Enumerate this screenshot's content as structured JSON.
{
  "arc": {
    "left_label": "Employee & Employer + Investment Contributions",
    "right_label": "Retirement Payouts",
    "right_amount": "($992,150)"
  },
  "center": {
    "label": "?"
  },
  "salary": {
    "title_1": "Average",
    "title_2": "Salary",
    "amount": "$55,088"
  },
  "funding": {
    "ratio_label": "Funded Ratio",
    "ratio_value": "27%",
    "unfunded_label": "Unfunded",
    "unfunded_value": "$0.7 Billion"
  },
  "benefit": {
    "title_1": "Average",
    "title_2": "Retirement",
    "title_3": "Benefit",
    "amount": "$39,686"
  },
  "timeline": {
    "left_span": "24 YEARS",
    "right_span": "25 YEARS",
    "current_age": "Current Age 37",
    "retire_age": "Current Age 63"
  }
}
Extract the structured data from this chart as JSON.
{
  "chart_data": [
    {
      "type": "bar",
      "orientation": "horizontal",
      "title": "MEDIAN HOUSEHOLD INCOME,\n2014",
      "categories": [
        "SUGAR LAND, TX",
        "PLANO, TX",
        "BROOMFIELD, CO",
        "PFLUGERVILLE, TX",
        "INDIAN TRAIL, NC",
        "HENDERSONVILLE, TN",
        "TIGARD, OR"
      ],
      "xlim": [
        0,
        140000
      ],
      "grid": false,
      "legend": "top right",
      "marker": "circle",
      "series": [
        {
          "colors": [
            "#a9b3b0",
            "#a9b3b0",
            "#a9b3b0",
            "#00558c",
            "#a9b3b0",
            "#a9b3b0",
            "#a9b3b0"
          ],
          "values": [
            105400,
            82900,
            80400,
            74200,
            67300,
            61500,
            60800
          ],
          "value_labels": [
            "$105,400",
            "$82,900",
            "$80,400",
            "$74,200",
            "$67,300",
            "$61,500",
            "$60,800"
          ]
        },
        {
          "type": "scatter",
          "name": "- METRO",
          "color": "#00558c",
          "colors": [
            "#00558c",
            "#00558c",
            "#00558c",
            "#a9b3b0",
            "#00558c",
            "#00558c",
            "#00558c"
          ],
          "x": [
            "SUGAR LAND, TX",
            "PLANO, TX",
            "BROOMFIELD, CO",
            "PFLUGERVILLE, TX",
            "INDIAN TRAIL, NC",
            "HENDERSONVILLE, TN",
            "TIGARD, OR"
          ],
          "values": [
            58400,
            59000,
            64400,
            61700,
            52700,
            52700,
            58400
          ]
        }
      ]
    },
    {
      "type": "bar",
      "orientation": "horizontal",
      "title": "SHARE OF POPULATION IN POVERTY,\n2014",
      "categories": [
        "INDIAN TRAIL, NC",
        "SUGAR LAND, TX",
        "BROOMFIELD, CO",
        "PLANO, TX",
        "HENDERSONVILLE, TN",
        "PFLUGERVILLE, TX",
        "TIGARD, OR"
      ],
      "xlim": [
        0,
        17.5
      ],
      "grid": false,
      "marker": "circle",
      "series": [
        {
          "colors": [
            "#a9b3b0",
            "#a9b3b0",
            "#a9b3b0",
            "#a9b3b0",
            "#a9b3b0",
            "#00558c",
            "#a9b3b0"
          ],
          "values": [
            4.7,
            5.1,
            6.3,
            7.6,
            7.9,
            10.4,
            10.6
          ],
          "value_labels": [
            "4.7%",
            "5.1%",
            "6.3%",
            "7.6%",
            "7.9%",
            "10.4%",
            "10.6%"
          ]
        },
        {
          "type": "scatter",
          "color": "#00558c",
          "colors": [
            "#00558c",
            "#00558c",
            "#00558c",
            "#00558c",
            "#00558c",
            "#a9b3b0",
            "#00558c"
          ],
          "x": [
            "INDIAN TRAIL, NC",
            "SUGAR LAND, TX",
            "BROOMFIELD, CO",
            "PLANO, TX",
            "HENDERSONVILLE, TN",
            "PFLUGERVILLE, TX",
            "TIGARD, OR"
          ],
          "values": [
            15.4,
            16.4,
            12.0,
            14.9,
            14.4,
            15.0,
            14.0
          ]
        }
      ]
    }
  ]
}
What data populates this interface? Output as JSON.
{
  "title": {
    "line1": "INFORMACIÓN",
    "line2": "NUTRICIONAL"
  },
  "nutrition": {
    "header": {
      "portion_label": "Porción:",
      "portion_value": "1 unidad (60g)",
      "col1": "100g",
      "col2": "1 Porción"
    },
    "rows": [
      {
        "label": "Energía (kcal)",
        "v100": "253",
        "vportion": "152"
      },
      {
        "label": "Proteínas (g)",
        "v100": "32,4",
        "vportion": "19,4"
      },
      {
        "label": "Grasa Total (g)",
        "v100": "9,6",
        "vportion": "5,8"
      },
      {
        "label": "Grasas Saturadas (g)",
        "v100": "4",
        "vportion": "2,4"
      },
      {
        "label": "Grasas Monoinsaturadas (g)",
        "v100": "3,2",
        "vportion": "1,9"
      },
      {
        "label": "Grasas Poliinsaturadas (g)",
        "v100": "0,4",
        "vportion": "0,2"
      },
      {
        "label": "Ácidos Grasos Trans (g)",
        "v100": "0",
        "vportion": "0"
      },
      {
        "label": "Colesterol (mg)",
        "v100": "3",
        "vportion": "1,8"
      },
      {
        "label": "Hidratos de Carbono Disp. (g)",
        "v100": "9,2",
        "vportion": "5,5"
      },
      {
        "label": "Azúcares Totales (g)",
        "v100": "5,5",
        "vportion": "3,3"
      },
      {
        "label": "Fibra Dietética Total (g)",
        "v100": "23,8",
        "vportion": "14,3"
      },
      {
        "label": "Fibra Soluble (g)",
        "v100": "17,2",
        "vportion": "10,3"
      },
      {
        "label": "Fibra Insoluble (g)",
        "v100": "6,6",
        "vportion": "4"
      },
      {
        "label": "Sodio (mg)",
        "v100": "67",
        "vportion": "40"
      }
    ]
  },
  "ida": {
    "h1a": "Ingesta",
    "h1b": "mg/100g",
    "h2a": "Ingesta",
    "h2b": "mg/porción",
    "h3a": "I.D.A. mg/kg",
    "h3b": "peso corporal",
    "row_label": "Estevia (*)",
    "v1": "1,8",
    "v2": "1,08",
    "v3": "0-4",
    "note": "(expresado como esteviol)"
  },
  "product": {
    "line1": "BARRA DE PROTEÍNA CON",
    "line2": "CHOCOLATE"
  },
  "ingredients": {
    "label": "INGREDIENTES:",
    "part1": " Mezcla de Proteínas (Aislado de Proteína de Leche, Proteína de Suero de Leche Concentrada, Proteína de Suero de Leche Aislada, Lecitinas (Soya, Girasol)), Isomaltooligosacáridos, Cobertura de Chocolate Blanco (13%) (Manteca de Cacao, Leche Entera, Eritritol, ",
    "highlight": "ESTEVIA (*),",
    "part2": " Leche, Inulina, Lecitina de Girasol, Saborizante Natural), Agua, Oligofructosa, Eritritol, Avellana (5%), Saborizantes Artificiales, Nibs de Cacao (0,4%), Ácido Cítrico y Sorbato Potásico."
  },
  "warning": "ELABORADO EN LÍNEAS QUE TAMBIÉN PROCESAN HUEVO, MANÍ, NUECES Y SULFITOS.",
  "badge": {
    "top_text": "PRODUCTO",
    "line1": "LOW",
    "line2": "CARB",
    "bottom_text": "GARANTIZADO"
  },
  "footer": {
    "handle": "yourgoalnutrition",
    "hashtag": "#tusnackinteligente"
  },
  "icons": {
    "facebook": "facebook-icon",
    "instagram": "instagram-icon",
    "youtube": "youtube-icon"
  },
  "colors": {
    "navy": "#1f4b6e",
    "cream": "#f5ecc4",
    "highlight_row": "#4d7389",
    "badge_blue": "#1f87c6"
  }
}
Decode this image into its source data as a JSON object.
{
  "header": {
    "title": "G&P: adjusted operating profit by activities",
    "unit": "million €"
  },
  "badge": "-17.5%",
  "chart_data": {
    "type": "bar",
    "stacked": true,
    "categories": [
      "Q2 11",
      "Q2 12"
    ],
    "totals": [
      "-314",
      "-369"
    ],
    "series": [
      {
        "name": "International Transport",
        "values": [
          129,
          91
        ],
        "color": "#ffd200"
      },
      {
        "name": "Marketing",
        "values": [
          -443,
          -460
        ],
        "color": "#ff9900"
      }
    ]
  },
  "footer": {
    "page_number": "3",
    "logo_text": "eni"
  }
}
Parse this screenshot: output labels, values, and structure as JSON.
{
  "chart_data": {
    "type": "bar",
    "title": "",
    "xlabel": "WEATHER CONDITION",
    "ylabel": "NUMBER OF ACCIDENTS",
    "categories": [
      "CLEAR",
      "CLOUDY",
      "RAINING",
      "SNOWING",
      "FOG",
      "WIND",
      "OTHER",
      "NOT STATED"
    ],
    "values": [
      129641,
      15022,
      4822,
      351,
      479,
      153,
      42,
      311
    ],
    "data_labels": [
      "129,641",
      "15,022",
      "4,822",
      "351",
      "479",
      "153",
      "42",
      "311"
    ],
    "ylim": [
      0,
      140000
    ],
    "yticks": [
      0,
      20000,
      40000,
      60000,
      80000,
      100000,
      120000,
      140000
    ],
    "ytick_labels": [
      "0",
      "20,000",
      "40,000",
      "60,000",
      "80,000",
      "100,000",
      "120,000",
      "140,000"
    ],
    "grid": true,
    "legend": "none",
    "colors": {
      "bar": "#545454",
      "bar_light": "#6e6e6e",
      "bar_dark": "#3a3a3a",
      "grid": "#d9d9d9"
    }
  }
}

WHAT THIS TASK INVOLVES -
Report how many lines of the listing hold the word "name", with nothing but the number.

CORRECT RESULT -
3